**Given task**
Check every line below for the string "JSON", and copy the lines that contain it.

**Material provided**
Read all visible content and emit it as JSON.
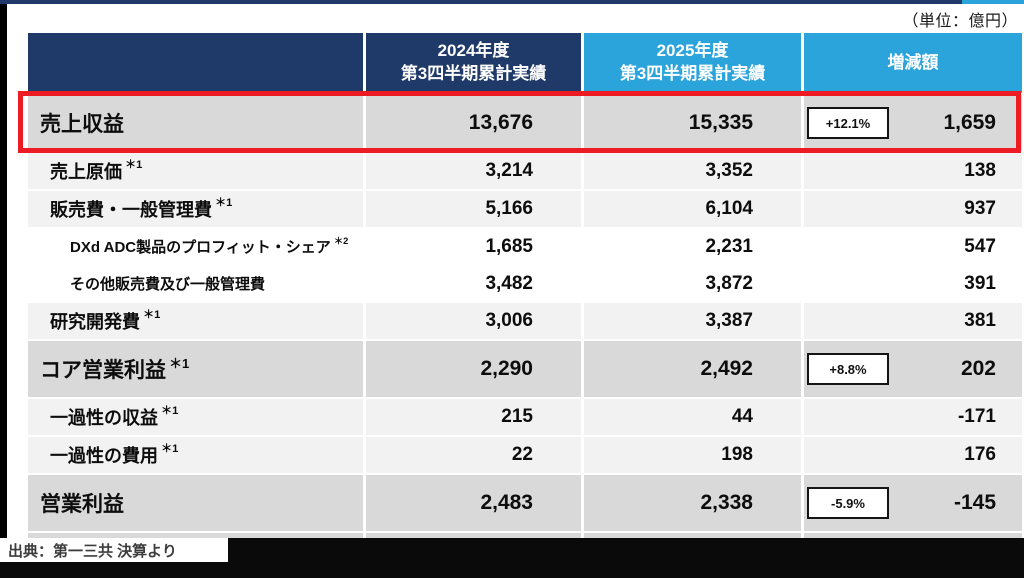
{
  "page": {
    "unit_label": "（単位：億円）",
    "source_label": "出典：第一三共 決算より"
  },
  "colors": {
    "header_navy": "#1f3a68",
    "header_light_blue": "#2ba3db",
    "row_major_gray": "#d9d9d9",
    "row_sub_gray": "#f2f2f2",
    "highlight_red": "#ed1c24",
    "bottom_bar_black": "#0a0a0a"
  },
  "table": {
    "header": {
      "col2024": {
        "line1": "2024年度",
        "line2": "第3四半期累計実績"
      },
      "col2025": {
        "line1": "2025年度",
        "line2": "第3四半期累計実績"
      },
      "colchange": "増減額"
    },
    "rows": [
      {
        "label": "売上収益",
        "note": "",
        "v2024": "13,676",
        "v2025": "15,335",
        "pct": "+12.1%",
        "diff": "1,659"
      },
      {
        "label": "売上原価",
        "note": "＊1",
        "v2024": "3,214",
        "v2025": "3,352",
        "diff": "138"
      },
      {
        "label": "販売費・一般管理費",
        "note": "＊1",
        "v2024": "5,166",
        "v2025": "6,104",
        "diff": "937"
      },
      {
        "label": "DXd ADC製品のプロフィット・シェア",
        "note": "＊2",
        "v2024": "1,685",
        "v2025": "2,231",
        "diff": "547"
      },
      {
        "label": "その他販売費及び一般管理費",
        "note": "",
        "v2024": "3,482",
        "v2025": "3,872",
        "diff": "391"
      },
      {
        "label": "研究開発費",
        "note": "＊1",
        "v2024": "3,006",
        "v2025": "3,387",
        "diff": "381"
      },
      {
        "label": "コア営業利益",
        "note": "＊1",
        "v2024": "2,290",
        "v2025": "2,492",
        "pct": "+8.8%",
        "diff": "202"
      },
      {
        "label": "一過性の収益",
        "note": "＊1",
        "v2024": "215",
        "v2025": "44",
        "diff": "-171"
      },
      {
        "label": "一過性の費用",
        "note": "＊1",
        "v2024": "22",
        "v2025": "198",
        "diff": "176"
      },
      {
        "label": "営業利益",
        "note": "",
        "v2024": "2,483",
        "v2025": "2,338",
        "pct": "-5.9%",
        "diff": "-145"
      }
    ]
  }
}
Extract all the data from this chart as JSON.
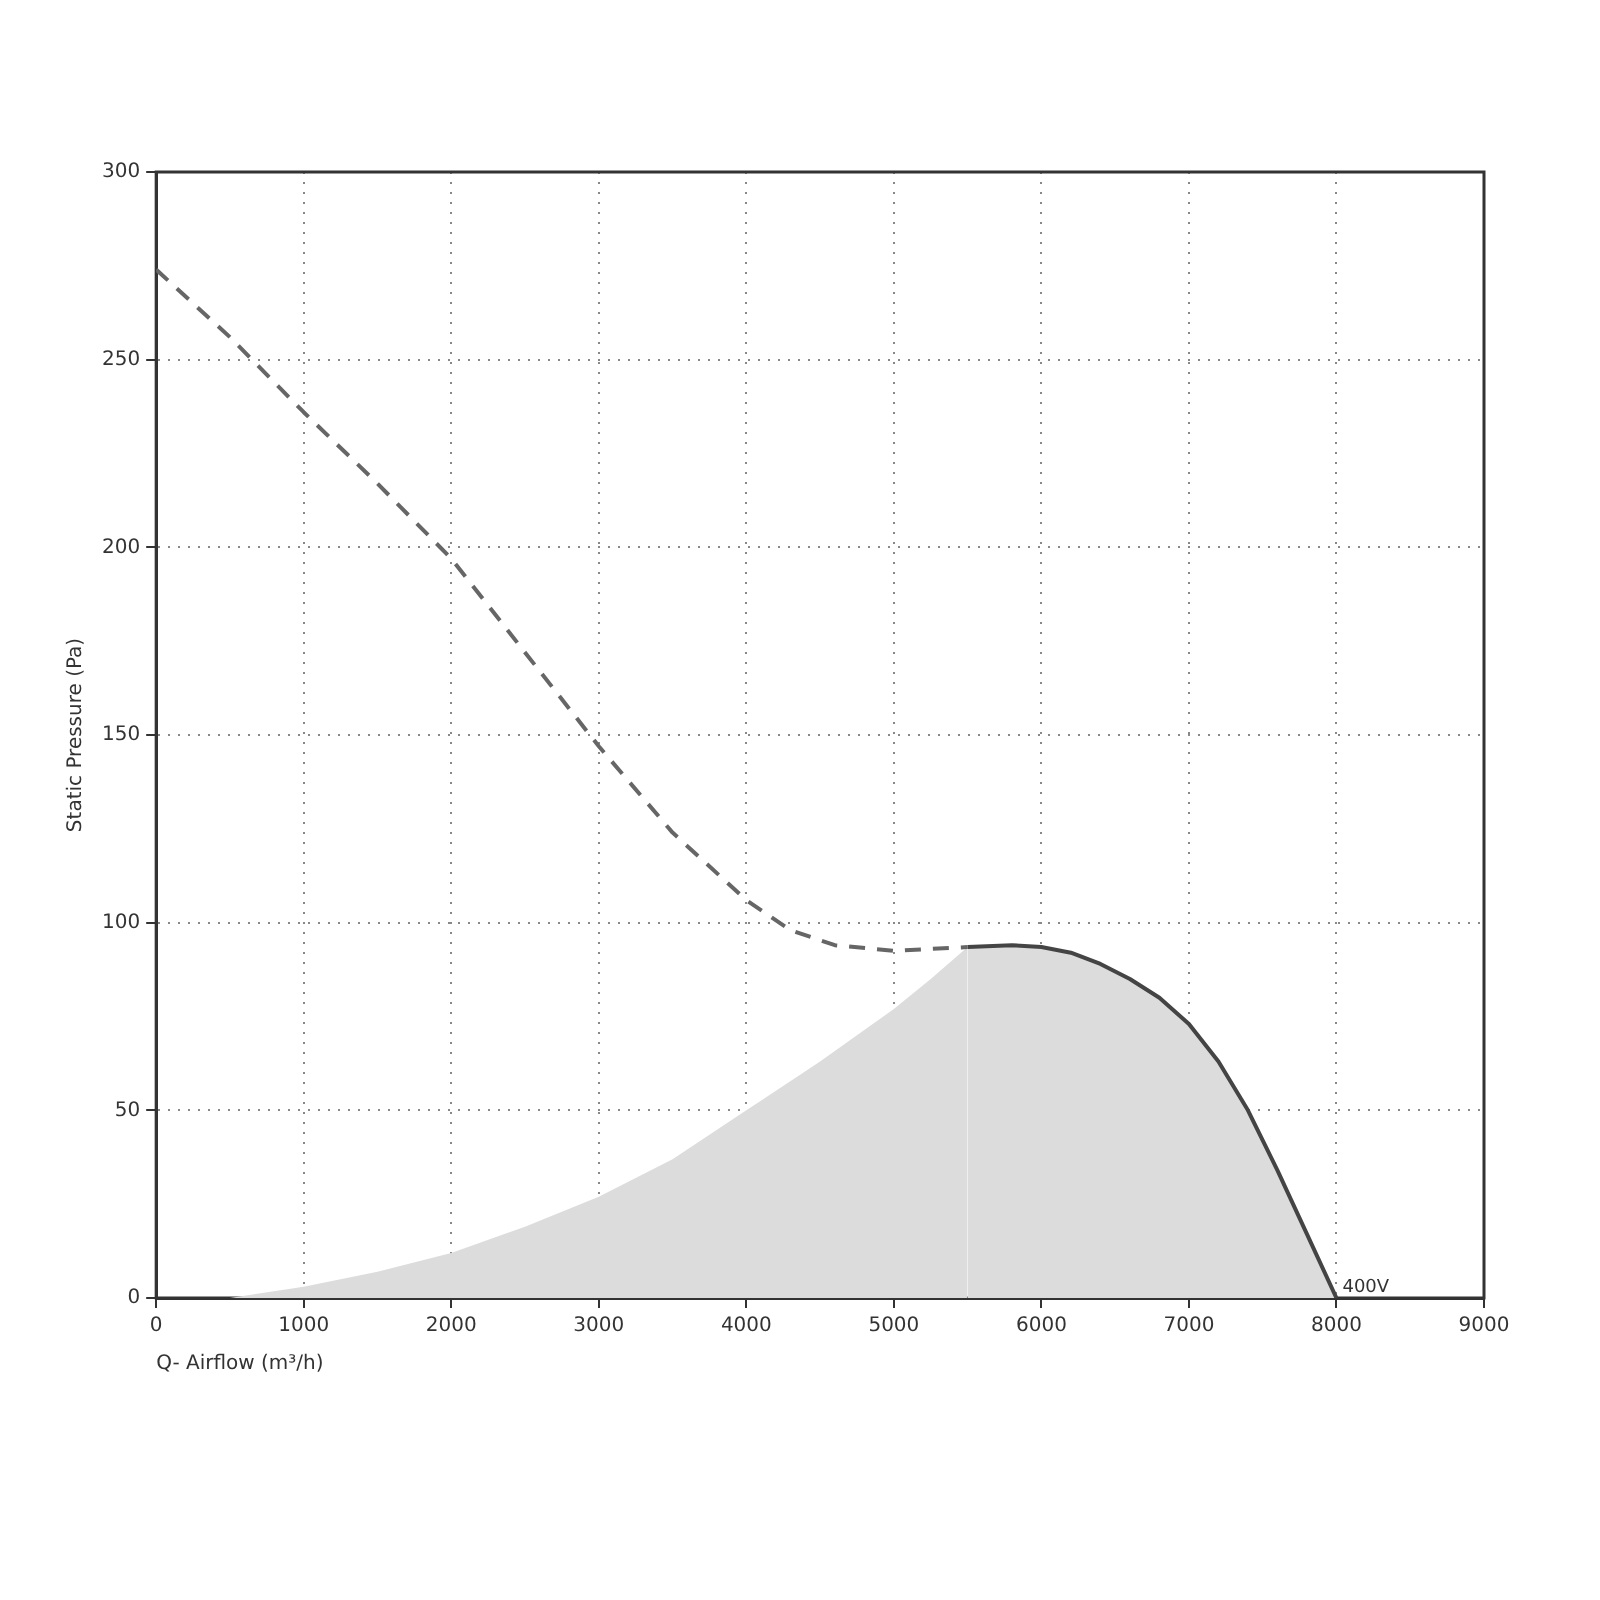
{
  "chart_data": {
    "type": "line",
    "xlabel": "Q- Airflow (m³/h)",
    "ylabel": "Static Pressure (Pa)",
    "xlim": [
      0,
      9000
    ],
    "xticks": [
      0,
      1000,
      2000,
      3000,
      4000,
      5000,
      6000,
      7000,
      8000,
      9000
    ],
    "ylim": [
      0,
      300
    ],
    "yticks": [
      0,
      50,
      100,
      150,
      200,
      250,
      300
    ],
    "grid": true,
    "marker": "none",
    "series": [
      {
        "type": "line",
        "color": "#666666",
        "line_style": "dashed",
        "x": [
          0,
          500,
          1000,
          1500,
          2000,
          2500,
          3000,
          3500,
          4000,
          4300,
          4600,
          5000,
          5500
        ],
        "values": [
          274,
          256,
          236,
          217,
          197,
          172,
          147,
          124,
          106,
          98,
          94,
          92.5,
          93.5
        ]
      },
      {
        "type": "line",
        "color": "#444444",
        "line_style": "solid",
        "x": [
          5500,
          5800,
          6000,
          6200,
          6400,
          6600,
          6800,
          7000,
          7200,
          7400,
          7600,
          7800,
          8000
        ],
        "values": [
          93.5,
          94,
          93.5,
          92,
          89,
          85,
          80,
          73,
          63,
          50,
          34,
          17,
          0
        ]
      },
      {
        "type": "area",
        "color": "#dcdcdc",
        "x": [
          500,
          1000,
          1500,
          2000,
          2500,
          3000,
          3500,
          4000,
          4500,
          5000,
          5250,
          5500
        ],
        "values": [
          0,
          3,
          7,
          12,
          19,
          27,
          37,
          50,
          63,
          77,
          85,
          93.5
        ]
      }
    ],
    "annotations": [
      {
        "text": "400V",
        "x": 8000,
        "y": 0
      }
    ]
  }
}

**Full answer**
Read all visible content and emit it as JSON.
Extract all the data from this chart as JSON.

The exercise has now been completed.